* **PROMPT**: Return the listing below word for word.

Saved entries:
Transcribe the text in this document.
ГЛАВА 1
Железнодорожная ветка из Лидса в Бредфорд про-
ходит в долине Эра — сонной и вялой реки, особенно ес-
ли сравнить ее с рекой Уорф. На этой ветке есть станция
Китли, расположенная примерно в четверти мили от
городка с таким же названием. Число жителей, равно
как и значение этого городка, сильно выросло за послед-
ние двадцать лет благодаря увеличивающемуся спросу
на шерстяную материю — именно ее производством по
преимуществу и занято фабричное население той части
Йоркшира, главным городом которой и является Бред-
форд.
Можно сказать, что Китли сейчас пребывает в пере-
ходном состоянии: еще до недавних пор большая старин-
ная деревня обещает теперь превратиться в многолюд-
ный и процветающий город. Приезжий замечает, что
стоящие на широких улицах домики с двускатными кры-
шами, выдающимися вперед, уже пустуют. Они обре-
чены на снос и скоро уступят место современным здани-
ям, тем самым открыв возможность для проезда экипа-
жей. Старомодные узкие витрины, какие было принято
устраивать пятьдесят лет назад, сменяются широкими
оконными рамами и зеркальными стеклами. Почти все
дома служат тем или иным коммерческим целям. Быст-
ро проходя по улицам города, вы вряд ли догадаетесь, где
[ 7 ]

* **TASK RESULT**:
Transcribe the text in this document.
ГЛАВА 1
Железнодорожная ветка из Лидса в Бредфорд про-
ходит в долине Эра — сонной и вялой реки, особенно ес-
ли сравнить ее с рекой Уорф. На этой ветке есть станция
Китли, расположенная примерно в четверти мили от
городка с таким же названием. Число жителей, равно
как и значение этого городка, сильно выросло за послед-
ние двадцать лет благодаря увеличивающемуся спросу
на шерстяную материю — именно ее производством по
преимуществу и занято фабричное население той части
Йоркшира, главным городом которой и является Бред-
форд.
Можно сказать, что Китли сейчас пребывает в пере-
ходном состоянии: еще до недавних пор большая старин-
ная деревня обещает теперь превратиться в многолюд-
ный и процветающий город. Приезжий замечает, что
стоящие на широких улицах домики с двускатными кры-
шами, выдающимися вперед, уже пустуют. Они обре-
чены на снос и скоро уступят место современным здани-
ям, тем самым открыв возможность для проезда экипа-
жей. Старомодные узкие витрины, какие было принято
устраивать пятьдесят лет назад, сменяются широкими
оконными рамами и зеркальными стеклами. Почти все
дома служат тем или иным коммерческим целям. Быст-
ро проходя по улицам города, вы вряд ли догадаетесь, где
[ 7 ]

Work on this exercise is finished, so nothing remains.